→ **TASK GOAL**: In the entries below, identify every line with the string "title" and copy it.

→ **MATERIAL PROVIDED**:
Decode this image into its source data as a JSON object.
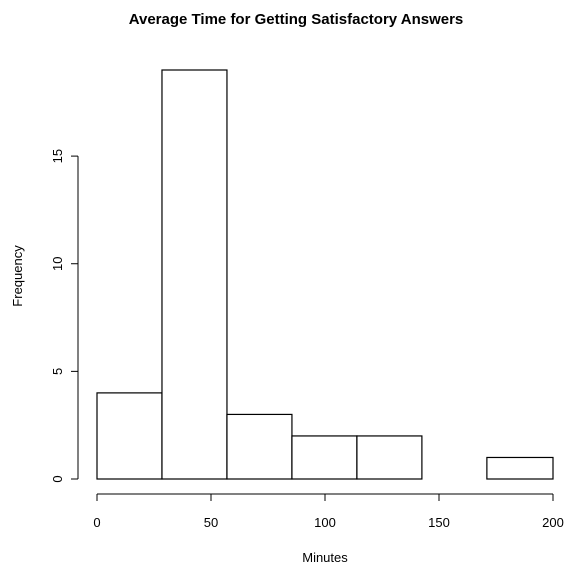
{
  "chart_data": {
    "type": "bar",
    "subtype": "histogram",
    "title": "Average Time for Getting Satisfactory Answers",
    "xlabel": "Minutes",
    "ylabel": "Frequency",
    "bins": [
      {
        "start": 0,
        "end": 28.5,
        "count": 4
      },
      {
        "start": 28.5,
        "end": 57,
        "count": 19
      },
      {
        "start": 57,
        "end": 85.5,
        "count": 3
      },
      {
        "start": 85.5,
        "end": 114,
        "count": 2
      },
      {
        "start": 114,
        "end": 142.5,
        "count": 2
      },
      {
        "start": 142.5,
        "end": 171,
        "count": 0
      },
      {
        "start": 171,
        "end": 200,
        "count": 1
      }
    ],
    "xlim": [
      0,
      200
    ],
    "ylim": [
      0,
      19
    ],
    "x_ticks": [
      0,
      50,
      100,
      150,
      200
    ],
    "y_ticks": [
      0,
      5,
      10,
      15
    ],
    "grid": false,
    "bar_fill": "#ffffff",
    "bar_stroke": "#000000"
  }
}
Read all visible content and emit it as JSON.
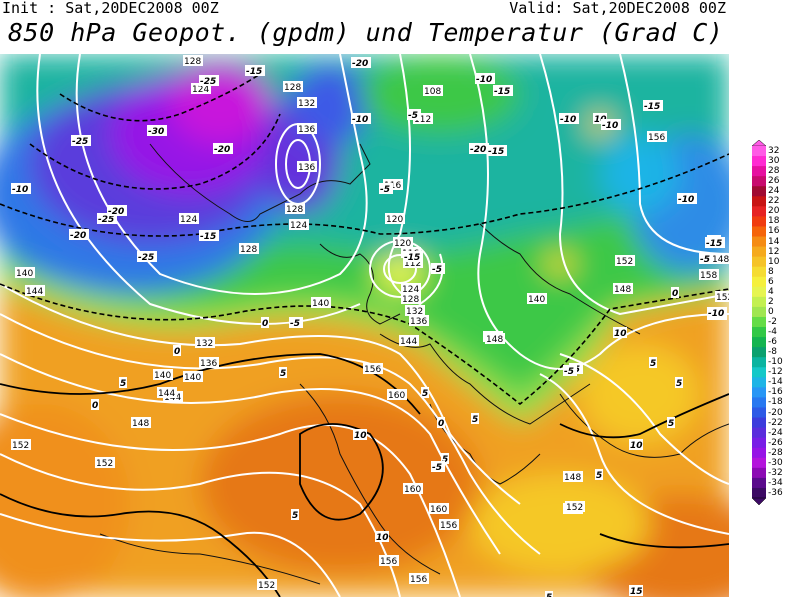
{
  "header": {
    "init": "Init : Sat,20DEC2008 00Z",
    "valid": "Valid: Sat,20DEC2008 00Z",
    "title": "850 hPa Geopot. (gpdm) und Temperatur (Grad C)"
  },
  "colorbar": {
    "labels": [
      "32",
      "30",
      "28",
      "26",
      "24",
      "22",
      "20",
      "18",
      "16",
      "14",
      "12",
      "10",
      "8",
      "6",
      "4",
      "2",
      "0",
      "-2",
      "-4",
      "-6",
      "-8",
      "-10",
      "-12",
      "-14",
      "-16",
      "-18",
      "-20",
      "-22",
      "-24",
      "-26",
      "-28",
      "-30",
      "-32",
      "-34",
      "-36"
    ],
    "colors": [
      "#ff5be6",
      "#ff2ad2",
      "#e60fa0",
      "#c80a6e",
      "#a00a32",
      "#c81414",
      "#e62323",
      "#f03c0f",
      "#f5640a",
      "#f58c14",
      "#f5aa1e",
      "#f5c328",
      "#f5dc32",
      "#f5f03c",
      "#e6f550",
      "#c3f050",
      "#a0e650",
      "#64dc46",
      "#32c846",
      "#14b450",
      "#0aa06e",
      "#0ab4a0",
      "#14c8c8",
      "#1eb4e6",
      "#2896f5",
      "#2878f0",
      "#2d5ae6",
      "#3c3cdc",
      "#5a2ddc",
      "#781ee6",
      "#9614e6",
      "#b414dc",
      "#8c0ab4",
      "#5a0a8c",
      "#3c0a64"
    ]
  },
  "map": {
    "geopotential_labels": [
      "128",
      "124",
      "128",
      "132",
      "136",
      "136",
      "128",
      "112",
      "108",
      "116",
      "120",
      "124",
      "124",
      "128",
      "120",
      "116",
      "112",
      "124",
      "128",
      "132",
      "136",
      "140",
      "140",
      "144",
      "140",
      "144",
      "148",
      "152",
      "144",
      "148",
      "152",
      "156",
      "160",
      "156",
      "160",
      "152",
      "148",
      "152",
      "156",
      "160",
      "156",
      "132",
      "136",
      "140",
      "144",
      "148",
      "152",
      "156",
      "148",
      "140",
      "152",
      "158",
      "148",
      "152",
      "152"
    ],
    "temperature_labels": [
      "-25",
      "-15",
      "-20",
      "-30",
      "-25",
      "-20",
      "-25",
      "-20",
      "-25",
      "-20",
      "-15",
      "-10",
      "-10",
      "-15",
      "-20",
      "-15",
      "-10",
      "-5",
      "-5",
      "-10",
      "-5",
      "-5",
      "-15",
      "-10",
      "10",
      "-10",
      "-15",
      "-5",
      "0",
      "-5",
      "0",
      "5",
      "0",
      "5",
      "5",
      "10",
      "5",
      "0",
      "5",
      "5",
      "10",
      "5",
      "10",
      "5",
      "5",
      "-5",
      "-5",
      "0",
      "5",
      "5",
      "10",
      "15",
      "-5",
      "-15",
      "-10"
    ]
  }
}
--
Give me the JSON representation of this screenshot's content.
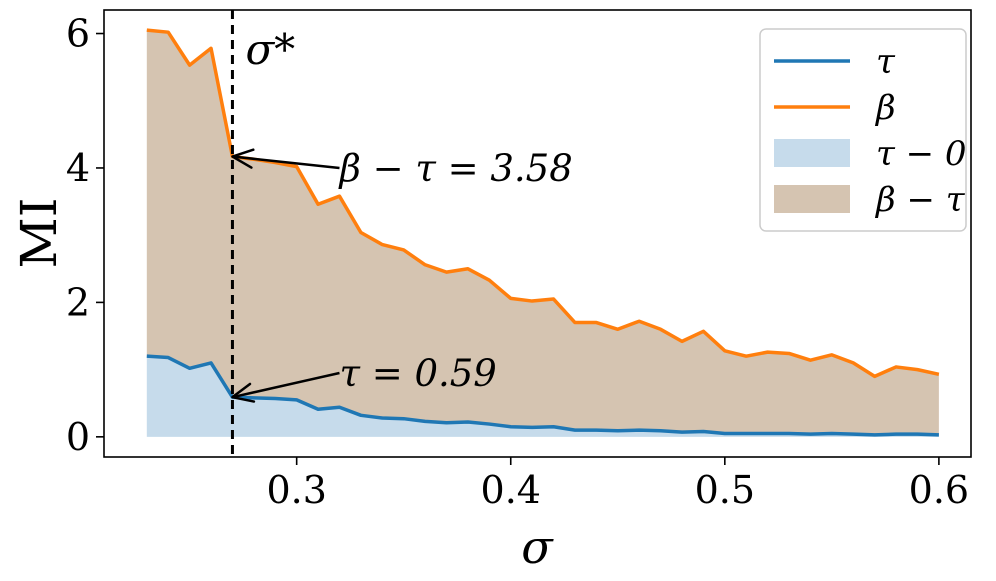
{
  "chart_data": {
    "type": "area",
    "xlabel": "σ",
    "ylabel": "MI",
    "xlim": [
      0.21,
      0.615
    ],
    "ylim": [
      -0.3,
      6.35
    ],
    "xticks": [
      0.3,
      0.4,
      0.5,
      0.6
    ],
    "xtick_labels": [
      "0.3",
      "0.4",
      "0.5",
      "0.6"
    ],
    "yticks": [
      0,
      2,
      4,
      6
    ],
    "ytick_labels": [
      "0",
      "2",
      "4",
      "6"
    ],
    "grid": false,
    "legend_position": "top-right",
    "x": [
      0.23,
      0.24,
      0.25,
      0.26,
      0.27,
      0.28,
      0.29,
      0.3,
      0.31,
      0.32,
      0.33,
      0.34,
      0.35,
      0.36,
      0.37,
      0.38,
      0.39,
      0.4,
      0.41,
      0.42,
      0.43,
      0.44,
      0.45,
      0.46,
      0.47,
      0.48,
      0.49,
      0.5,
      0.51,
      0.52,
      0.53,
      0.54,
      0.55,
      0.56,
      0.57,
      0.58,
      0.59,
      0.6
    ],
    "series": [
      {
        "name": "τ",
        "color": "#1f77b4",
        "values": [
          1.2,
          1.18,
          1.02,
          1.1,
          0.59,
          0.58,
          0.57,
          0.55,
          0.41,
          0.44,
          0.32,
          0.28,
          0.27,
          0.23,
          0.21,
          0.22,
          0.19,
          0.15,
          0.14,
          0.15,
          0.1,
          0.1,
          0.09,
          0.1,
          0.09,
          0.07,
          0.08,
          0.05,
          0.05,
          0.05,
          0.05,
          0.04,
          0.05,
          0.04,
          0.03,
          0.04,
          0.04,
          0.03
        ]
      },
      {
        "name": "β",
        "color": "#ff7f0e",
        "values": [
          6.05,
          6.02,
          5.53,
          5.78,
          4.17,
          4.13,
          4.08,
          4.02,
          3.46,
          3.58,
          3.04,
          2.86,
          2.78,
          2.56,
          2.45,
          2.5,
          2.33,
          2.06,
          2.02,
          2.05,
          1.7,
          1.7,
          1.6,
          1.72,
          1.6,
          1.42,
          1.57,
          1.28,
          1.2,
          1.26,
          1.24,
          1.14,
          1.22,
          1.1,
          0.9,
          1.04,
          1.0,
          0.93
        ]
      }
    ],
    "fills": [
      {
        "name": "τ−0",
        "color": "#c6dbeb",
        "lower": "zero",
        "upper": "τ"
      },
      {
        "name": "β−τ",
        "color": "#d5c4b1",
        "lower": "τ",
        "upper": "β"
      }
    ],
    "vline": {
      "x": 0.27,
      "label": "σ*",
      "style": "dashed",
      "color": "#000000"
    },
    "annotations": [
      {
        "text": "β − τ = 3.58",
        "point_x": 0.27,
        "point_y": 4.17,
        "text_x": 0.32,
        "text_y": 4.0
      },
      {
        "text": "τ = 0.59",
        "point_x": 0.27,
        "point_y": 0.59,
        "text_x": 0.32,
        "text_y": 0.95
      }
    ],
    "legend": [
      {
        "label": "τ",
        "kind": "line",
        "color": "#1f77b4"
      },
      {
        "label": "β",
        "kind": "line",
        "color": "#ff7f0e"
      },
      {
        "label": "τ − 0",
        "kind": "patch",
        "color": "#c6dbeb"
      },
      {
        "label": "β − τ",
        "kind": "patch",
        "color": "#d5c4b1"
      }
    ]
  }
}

→ **REPLY**:
    "title": "Average Time for Getting Satisfactory Answers",
    "title": "850 hPa Geopot. (gpdm) und Temperatur (Grad C)"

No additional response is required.